> _Supplied entries_
★ ★ ★ ★ ★ ★ ★

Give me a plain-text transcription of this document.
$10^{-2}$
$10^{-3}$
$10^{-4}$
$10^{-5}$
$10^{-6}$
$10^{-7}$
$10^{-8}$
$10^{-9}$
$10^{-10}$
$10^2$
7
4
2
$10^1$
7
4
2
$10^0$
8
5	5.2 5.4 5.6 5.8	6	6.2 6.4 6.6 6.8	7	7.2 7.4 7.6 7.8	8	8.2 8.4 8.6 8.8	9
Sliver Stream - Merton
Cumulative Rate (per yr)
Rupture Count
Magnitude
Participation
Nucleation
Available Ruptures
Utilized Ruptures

★ ★ ★ ★ ★ ★ ★

> _Objective_
Return all of the entries word for word.

> _Worked solution_
Give me a plain-text transcription of this document.
$10^{-2}$
$10^{-3}$
$10^{-4}$
$10^{-5}$
$10^{-6}$
$10^{-7}$
$10^{-8}$
$10^{-9}$
$10^{-10}$
$10^2$
7
4
2
$10^1$
7
4
2
$10^0$
8
5	5.2 5.4 5.6 5.8	6	6.2 6.4 6.6 6.8	7	7.2 7.4 7.6 7.8	8	8.2 8.4 8.6 8.8	9
Sliver Stream - Merton
Cumulative Rate (per yr)
Rupture Count
Magnitude
Participation
Nucleation
Available Ruptures
Utilized Ruptures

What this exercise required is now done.